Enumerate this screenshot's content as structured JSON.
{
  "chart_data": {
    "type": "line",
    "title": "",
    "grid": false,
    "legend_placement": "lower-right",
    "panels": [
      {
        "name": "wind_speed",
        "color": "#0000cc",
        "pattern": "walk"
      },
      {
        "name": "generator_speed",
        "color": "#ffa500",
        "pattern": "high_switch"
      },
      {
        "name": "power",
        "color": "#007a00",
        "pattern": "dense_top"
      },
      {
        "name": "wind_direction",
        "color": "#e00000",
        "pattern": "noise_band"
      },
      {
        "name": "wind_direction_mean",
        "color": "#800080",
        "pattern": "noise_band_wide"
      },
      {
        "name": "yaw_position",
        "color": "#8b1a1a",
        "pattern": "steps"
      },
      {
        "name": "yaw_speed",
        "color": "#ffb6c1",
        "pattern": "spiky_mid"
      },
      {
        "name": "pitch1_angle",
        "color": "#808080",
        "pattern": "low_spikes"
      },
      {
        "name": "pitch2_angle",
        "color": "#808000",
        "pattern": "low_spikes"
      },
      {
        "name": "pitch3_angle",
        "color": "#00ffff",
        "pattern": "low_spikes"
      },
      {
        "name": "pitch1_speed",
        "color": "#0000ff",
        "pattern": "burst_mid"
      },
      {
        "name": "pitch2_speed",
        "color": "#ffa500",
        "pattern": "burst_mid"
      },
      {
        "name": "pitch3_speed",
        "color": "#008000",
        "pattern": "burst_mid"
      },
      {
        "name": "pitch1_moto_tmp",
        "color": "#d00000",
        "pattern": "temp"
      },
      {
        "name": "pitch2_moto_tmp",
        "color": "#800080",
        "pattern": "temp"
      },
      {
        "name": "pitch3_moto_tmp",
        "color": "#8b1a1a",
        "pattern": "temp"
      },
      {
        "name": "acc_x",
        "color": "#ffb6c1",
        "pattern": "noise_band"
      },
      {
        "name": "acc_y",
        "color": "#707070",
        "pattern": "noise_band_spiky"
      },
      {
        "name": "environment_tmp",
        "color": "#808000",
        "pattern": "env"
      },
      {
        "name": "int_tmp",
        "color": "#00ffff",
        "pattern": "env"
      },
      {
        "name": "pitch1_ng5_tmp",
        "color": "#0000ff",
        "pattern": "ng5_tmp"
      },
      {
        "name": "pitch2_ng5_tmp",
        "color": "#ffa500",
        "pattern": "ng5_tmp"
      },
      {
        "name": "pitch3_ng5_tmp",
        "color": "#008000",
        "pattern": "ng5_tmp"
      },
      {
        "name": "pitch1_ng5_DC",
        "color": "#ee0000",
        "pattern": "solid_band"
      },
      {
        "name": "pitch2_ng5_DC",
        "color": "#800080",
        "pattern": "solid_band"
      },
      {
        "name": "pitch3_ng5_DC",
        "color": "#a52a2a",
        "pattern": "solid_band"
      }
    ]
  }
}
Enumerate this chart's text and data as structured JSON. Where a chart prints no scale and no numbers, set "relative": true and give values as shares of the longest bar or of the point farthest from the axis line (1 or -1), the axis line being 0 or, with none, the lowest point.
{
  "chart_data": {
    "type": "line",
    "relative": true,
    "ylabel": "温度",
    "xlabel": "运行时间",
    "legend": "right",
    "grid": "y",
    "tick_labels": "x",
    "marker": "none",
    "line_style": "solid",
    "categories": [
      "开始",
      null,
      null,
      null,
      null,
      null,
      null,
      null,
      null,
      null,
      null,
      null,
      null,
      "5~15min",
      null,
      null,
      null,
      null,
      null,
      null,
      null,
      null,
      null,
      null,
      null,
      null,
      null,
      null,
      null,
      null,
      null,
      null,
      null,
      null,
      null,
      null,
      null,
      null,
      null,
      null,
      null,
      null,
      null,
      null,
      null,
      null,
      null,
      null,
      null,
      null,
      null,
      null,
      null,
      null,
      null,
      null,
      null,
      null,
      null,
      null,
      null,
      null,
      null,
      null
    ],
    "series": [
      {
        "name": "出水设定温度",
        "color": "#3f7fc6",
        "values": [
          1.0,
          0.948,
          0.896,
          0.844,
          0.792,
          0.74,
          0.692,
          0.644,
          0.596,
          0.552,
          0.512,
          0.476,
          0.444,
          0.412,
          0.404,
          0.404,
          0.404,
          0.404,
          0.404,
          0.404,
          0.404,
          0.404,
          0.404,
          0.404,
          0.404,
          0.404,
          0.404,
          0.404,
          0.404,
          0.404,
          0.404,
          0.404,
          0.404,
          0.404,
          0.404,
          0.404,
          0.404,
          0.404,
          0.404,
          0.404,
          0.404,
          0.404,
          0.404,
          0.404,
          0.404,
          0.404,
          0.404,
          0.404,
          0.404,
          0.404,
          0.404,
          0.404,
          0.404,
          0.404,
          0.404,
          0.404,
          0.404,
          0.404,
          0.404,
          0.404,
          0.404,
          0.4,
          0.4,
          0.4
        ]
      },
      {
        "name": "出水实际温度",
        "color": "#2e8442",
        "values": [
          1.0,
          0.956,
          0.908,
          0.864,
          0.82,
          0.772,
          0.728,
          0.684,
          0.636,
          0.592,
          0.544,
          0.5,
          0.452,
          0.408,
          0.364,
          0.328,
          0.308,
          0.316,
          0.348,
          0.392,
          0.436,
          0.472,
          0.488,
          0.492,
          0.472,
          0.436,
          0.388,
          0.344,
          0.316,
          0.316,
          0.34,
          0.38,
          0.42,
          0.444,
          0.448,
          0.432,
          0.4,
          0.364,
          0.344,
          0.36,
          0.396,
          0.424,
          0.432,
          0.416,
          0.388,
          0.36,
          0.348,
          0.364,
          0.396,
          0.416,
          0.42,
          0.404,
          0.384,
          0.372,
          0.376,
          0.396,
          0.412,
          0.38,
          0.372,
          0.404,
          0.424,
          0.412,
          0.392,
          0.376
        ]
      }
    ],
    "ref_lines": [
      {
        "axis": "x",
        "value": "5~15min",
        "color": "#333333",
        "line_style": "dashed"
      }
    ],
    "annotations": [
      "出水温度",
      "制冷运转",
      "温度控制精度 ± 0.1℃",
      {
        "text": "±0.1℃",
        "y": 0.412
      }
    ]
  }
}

====

**Aim of the exercise:** Pick out and copy the lines of the entries that hold the string "text".

**Response to the task:**
Enumerate this chart's text and data as structured JSON. Where a chart prints no scale and no numbers, set "relative": true and give values as shares of the longest bar or of the point farthest from the axis line (1 or -1), the axis line being 0 or, with none, the lowest point.
        "text": "±0.1℃",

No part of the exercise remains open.